◆ PROBLEM DETAILS ◆
Starting at the line that contains "itemize the components" and ending at the line that contains "table-cell: XX [916,234,1035,363]", arrange those lines of the records as a Markdown table with the columns Row and Line. Number each row and leave out blank lines.
>> start DATA SUPPLIED
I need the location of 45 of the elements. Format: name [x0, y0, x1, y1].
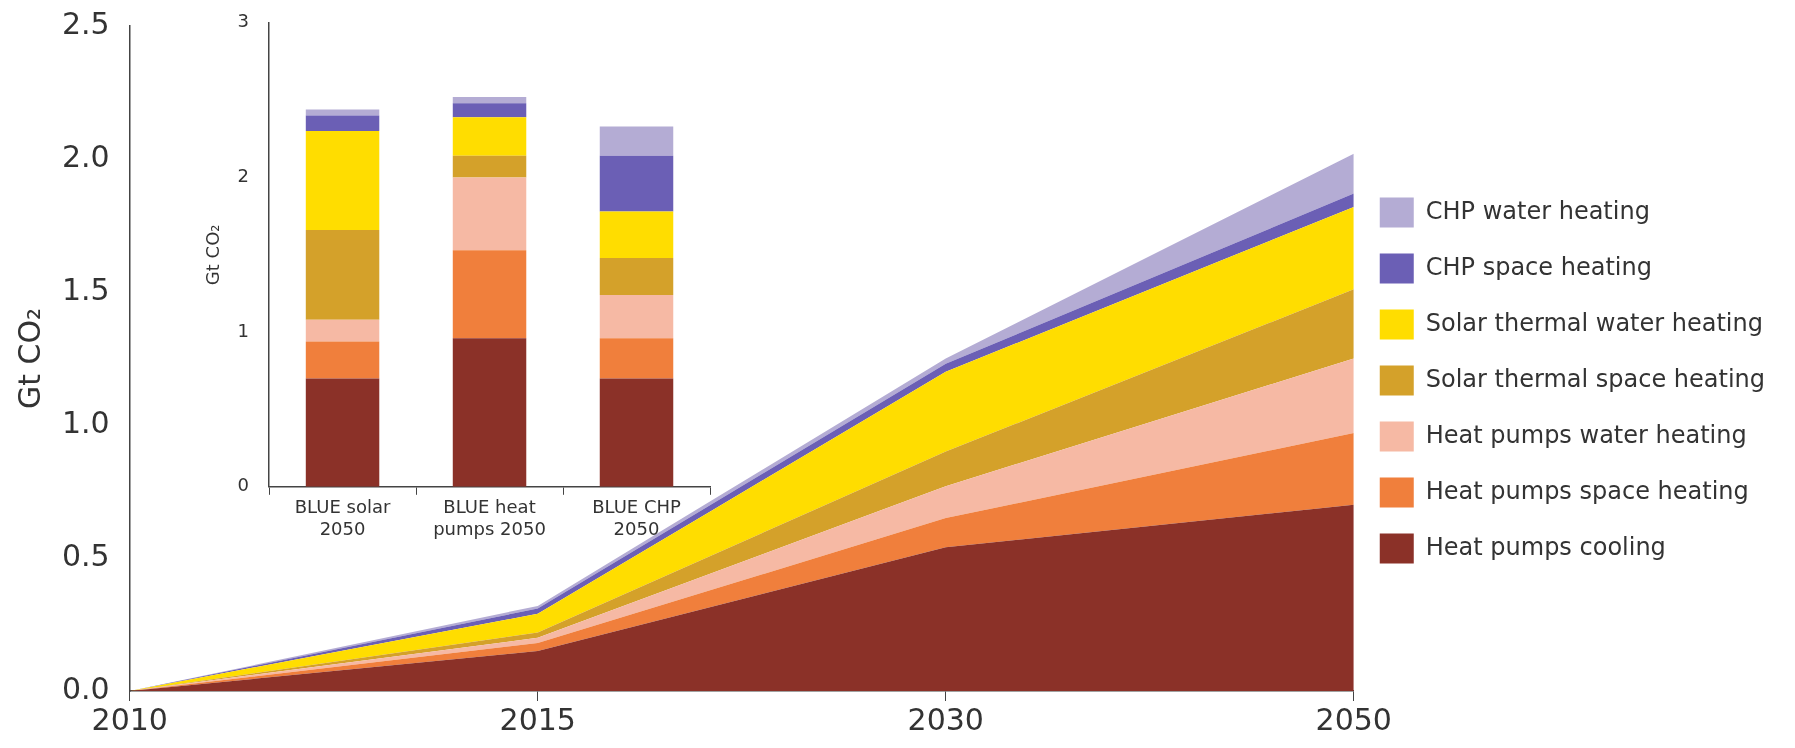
>> end DATA SUPPLIED
>> start DATA SUPPLIED
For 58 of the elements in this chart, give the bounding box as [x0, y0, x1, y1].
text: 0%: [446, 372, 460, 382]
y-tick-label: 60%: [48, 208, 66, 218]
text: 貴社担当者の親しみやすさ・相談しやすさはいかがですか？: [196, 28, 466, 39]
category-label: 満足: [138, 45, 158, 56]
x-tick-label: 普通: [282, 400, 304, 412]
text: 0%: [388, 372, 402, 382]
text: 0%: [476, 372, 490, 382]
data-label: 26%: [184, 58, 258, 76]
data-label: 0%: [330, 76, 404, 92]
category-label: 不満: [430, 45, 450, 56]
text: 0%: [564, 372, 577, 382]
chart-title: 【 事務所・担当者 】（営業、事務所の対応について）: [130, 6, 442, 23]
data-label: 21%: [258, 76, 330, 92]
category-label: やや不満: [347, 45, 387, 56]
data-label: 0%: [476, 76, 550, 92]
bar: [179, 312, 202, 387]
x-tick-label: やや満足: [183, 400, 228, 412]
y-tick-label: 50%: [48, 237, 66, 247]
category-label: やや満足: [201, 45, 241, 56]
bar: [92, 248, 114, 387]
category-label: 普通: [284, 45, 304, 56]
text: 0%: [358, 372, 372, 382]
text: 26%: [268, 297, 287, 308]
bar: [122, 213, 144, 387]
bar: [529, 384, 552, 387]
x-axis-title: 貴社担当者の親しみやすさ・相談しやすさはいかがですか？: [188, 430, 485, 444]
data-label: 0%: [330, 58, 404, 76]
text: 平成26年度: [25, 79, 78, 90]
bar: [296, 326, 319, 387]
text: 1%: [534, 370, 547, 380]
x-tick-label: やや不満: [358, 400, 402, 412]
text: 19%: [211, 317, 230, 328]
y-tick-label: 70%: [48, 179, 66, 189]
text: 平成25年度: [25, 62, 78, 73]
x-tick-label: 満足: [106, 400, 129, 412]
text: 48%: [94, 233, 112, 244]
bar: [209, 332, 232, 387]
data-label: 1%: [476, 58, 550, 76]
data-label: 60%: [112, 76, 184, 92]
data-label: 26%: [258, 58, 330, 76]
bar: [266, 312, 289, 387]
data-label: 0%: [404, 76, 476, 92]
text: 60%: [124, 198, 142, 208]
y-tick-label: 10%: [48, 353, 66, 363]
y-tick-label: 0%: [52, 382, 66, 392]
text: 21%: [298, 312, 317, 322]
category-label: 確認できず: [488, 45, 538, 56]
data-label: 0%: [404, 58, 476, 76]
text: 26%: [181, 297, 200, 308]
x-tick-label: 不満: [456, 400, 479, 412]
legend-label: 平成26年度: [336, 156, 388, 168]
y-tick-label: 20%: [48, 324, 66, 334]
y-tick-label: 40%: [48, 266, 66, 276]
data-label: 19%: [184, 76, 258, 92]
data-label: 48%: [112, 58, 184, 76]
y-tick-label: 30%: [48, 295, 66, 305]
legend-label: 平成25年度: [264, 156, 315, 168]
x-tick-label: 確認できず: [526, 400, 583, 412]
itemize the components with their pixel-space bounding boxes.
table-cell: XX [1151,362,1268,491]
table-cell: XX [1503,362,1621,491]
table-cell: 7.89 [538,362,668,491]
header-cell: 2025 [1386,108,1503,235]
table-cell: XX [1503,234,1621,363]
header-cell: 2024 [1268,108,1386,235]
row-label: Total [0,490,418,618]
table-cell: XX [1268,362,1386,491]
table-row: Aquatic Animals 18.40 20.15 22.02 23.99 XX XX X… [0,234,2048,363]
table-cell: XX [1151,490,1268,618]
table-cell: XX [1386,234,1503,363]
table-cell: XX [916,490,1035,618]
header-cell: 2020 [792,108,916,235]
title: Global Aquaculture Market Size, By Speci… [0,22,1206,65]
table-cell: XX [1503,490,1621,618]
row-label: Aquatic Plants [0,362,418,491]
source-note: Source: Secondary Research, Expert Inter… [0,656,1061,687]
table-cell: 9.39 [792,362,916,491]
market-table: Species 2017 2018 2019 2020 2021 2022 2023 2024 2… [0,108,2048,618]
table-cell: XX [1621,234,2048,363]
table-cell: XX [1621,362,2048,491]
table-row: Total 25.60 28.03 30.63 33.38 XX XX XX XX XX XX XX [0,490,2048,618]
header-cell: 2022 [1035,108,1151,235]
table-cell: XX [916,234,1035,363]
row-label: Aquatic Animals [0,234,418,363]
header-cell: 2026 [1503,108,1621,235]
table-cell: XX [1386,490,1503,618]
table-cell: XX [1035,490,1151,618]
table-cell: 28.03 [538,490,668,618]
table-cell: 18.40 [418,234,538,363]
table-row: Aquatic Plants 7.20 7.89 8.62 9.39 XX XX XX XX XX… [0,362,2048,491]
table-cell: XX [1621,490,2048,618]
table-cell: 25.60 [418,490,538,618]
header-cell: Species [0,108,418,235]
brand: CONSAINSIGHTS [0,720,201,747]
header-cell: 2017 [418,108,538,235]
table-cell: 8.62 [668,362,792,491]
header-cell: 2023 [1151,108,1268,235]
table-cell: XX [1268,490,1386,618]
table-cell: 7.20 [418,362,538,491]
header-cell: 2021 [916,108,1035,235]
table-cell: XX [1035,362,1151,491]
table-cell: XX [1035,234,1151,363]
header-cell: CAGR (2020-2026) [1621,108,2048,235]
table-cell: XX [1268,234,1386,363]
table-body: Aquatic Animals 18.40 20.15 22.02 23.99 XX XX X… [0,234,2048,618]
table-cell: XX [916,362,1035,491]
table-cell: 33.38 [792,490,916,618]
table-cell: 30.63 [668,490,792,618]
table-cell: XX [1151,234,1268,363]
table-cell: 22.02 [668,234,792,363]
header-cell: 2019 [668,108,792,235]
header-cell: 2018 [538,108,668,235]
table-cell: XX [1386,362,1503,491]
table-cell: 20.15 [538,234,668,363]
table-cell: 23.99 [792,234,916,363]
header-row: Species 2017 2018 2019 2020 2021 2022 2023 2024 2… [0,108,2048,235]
>> end DATA SUPPLIED
>> start DATA SUPPLIED
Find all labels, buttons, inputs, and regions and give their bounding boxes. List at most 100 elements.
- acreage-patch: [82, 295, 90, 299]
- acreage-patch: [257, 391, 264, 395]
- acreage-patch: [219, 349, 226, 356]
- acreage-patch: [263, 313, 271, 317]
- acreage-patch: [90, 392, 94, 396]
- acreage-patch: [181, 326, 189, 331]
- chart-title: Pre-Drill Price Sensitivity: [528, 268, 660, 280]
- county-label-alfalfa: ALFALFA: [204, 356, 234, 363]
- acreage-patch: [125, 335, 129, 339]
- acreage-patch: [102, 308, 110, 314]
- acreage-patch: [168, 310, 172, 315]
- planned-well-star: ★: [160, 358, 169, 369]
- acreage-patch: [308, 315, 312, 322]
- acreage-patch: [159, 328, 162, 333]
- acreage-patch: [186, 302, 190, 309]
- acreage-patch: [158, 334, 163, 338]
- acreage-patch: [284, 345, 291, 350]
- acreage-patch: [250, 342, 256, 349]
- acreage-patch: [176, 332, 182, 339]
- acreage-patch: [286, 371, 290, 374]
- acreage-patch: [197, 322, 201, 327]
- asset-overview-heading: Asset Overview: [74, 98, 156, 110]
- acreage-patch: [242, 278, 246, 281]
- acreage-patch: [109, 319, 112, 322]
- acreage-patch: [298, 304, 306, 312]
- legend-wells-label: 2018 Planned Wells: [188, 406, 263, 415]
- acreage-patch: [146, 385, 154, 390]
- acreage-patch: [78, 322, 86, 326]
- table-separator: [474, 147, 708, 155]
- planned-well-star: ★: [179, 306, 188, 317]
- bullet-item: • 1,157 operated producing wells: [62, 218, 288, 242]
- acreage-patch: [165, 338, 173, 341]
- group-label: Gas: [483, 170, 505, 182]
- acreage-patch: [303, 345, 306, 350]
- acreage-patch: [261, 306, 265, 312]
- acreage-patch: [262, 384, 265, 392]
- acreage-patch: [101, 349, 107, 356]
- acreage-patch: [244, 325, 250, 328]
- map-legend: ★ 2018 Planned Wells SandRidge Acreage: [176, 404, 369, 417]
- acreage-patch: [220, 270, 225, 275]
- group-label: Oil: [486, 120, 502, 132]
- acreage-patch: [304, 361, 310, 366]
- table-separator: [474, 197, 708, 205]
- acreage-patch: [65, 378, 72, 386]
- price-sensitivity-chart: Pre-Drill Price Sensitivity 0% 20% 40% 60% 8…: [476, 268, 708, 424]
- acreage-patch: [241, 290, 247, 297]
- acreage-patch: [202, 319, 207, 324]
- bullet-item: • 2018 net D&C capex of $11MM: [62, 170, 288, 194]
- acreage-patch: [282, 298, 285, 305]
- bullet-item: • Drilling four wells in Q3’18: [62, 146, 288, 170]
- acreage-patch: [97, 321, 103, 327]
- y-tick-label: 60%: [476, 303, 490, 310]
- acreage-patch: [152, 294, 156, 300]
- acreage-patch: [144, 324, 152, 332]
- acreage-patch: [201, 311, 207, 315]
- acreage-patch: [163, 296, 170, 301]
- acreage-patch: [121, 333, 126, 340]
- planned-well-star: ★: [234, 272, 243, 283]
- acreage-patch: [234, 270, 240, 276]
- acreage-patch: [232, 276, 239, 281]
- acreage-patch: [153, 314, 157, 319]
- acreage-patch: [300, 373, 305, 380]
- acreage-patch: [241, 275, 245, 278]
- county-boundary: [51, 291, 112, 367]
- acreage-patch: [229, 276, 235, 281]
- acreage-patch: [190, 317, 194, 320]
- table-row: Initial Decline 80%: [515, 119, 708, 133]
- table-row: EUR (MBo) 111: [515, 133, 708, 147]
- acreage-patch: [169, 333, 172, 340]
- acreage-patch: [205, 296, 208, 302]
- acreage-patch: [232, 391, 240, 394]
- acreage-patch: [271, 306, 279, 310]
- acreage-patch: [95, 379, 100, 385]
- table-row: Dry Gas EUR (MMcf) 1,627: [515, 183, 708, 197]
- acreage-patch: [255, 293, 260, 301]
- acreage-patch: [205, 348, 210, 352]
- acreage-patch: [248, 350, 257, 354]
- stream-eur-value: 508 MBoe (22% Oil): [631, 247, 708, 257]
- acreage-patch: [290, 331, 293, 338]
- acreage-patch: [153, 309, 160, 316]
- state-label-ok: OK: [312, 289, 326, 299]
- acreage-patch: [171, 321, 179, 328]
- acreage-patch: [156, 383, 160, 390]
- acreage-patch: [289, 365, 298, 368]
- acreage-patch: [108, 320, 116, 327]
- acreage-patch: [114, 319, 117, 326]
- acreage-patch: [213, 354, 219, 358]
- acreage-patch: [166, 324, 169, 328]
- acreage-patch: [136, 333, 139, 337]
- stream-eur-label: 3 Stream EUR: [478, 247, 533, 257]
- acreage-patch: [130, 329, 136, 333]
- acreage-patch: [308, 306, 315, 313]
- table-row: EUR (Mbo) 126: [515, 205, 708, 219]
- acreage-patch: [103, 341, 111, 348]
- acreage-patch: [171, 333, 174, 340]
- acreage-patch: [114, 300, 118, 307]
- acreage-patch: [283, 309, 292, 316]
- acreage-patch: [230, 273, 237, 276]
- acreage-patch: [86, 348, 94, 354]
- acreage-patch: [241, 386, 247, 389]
>> end DATA SUPPLIED
◆ RESPONSE BELOW ◆
| Row | Line |
|---|---|
| 1 | itemize the components with their pixel-space bounding boxes. |
| 2 | table-cell: XX [1151,362,1268,491] |
| 3 | table-cell: XX [1503,362,1621,491] |
| 4 | table-cell: 7.89 [538,362,668,491] |
| 5 | header-cell: 2025 [1386,108,1503,235] |
| 6 | table-cell: XX [1503,234,1621,363] |
| 7 | header-cell: 2024 [1268,108,1386,235] |
| 8 | row-label: Total [0,490,418,618] |
| 9 | table-cell: XX [1268,362,1386,491] |
| 10 | table-row: Aquatic Animals 18.40 20.15 22.02 23.99 XX XX X… [0,234,2048,363] |
| 11 | table-cell: XX [1151,490,1268,618] |
| 12 | table-cell: XX [1386,234,1503,363] |
| 13 | table-cell: XX [916,490,1035,618] |
| 14 | header-cell: 2020 [792,108,916,235] |
| 15 | title: Global Aquaculture Market Size, By Speci… [0,22,1206,65] |
| 16 | table-cell: XX [1503,490,1621,618] |
| 17 | row-label: Aquatic Plants [0,362,418,491] |
| 18 | source-note: Source: Secondary Research, Expert Inter… [0,656,1061,687] |
| 19 | table-cell: 9.39 [792,362,916,491] |
| 20 | market-table: Species 2017 2018 2019 2020 2021 2022 2023 2024 2… [0,108,2048,618] |
| 21 | table-cell: XX [1621,234,2048,363] |
| 22 | table-cell: XX [1621,362,2048,491] |
| 23 | table-row: Total 25.60 28.03 30.63 33.38 XX XX XX XX XX XX XX [0,490,2048,618] |
| 24 | header-cell: 2022 [1035,108,1151,235] |
| 25 | table-cell: XX [916,234,1035,363] |